> STATED EXERCISE: Repeat what the lines below say, word for word, and skip every image.

> Some records:
***
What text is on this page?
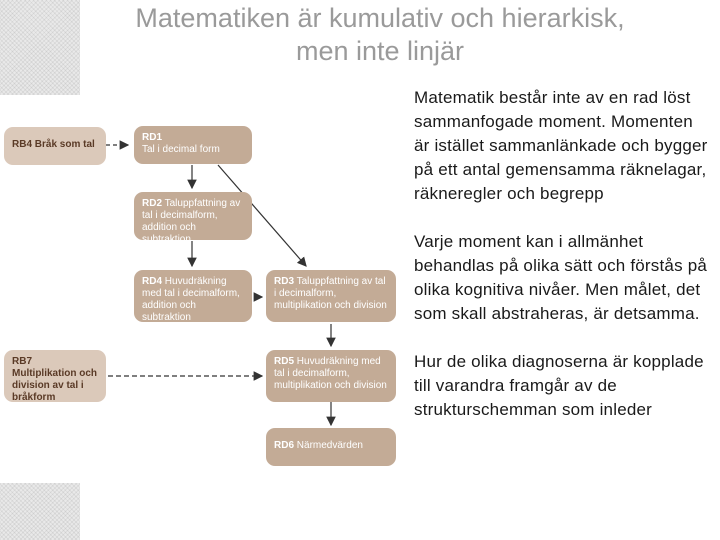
Matematiken är kumulativ och hierarkisk,
men inte linjär
RB4 Bråk som tal
RD1
Tal i decimal form
RD2 Taluppfattning av tal i decimalform, addition och subtraktion
RD4 Huvudräkning med tal i decimalform, addition och subtraktion
RD3 Taluppfattning av tal i decimalform, multiplikation och division
RB7 Multiplikation och division av tal i bråkform
RD5 Huvudräkning med tal i decimalform, multiplikation och division
RD6 Närmedvärden

Matematik består inte av en rad löst
sammanfogade moment. Momenten är istället sammanlänkade och bygger på ett antal gemensamma räknelagar, räkneregler och begrepp

Varje moment kan i allmänhet behandlas på olika sätt och förstås på olika kognitiva nivåer. Men målet, det som skall abstraheras, är detsamma.

Hur de olika diagnoserna är kopplade till varandra framgår av de strukturschemman som inleder
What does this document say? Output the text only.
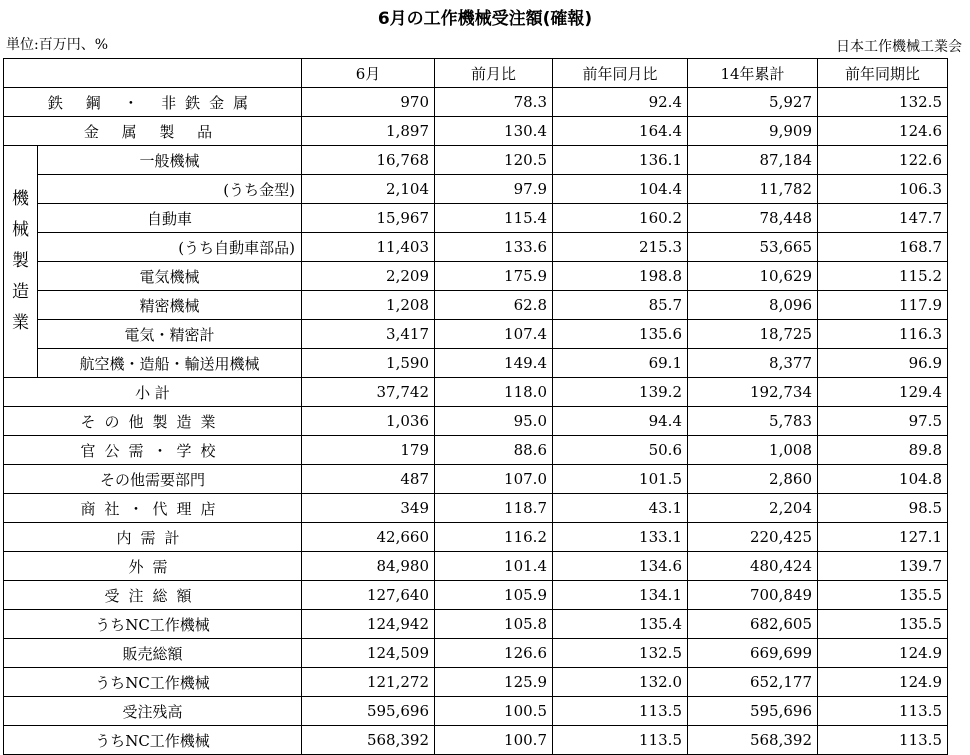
6月の工作機械受注額(確報)
単位:百万円、%	日本工作機械工業会
		6月	前月比	前年同月比	14年累計	前年同期比
鉄 鋼 ・ 非鉄金属		970	78.3	92.4	5,927	132.5
金 属 製 品		1,897	130.4	164.4	9,909	124.6

機
械
製
造
業	一般機械	16,768	120.5	136.1	87,184	122.6
	(うち金型)	2,104	97.9	104.4	11,782	106.3
	自動車	15,967	115.4	160.2	78,448	147.7
	(うち自動車部品)	11,403	133.6	215.3	53,665	168.7
	電気機械	2,209	175.9	198.8	10,629	115.2
	精密機械	1,208	62.8	85.7	8,096	117.9
	電気・精密計	3,417	107.4	135.6	18,725	116.3
	航空機・造船・輸送用機械	1,590	149.4	69.1	8,377	96.9
小 計		37,742	118.0	139.2	192,734	129.4
その他製造業		1,036	95.0	94.4	5,783	97.5
官公需・学校		179	88.6	50.6	1,008	89.8
その他需要部門		487	107.0	101.5	2,860	104.8
商社・代理店		349	118.7	43.1	2,204	98.5
内需計		42,660	116.2	133.1	220,425	127.1
外需		84,980	101.4	134.6	480,424	139.7
受注総額		127,640	105.9	134.1	700,849	135.5
うちNC工作機械		124,942	105.8	135.4	682,605	135.5
販売総額		124,509	126.6	132.5	669,699	124.9
うちNC工作機械		121,272	125.9	132.0	652,177	124.9
受注残高		595,696	100.5	113.5	595,696	113.5
うちNC工作機械		568,392	100.7	113.5	568,392	113.5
***
> SOLUTION FOR THIS PROBLEM:
What text is on this page?
Matematiken är kumulativ och hierarkisk,
men inte linjär
RB4 Bråk som tal
RD1
Tal i decimal form
RD2 Taluppfattning av tal i decimalform, addition och subtraktion
RD4 Huvudräkning med tal i decimalform, addition och subtraktion
RD3 Taluppfattning av tal i decimalform, multiplikation och division
RB7 Multiplikation och division av tal i bråkform
RD5 Huvudräkning med tal i decimalform, multiplikation och division
RD6 Närmedvärden

Matematik består inte av en rad löst
sammanfogade moment. Momenten är istället sammanlänkade och bygger på ett antal gemensamma räknelagar, räkneregler och begrepp

Varje moment kan i allmänhet behandlas på olika sätt och förstås på olika kognitiva nivåer. Men målet, det som skall abstraheras, är detsamma.

Hur de olika diagnoserna är kopplade till varandra framgår av de strukturschemman som inleder
What does this document say? Output the text only.
6月の工作機械受注額(確報)
単位:百万円、%	日本工作機械工業会
		6月	前月比	前年同月比	14年累計	前年同期比
鉄 鋼 ・ 非鉄金属		970	78.3	92.4	5,927	132.5
金 属 製 品		1,897	130.4	164.4	9,909	124.6

機
械
製
造
業	一般機械	16,768	120.5	136.1	87,184	122.6
	(うち金型)	2,104	97.9	104.4	11,782	106.3
	自動車	15,967	115.4	160.2	78,448	147.7
	(うち自動車部品)	11,403	133.6	215.3	53,665	168.7
	電気機械	2,209	175.9	198.8	10,629	115.2
	精密機械	1,208	62.8	85.7	8,096	117.9
	電気・精密計	3,417	107.4	135.6	18,725	116.3
	航空機・造船・輸送用機械	1,590	149.4	69.1	8,377	96.9
小 計		37,742	118.0	139.2	192,734	129.4
その他製造業		1,036	95.0	94.4	5,783	97.5
官公需・学校		179	88.6	50.6	1,008	89.8
その他需要部門		487	107.0	101.5	2,860	104.8
商社・代理店		349	118.7	43.1	2,204	98.5
内需計		42,660	116.2	133.1	220,425	127.1
外需		84,980	101.4	134.6	480,424	139.7
受注総額		127,640	105.9	134.1	700,849	135.5
うちNC工作機械		124,942	105.8	135.4	682,605	135.5
販売総額		124,509	126.6	132.5	669,699	124.9
うちNC工作機械		121,272	125.9	132.0	652,177	124.9
受注残高		595,696	100.5	113.5	595,696	113.5
うちNC工作機械		568,392	100.7	113.5	568,392	113.5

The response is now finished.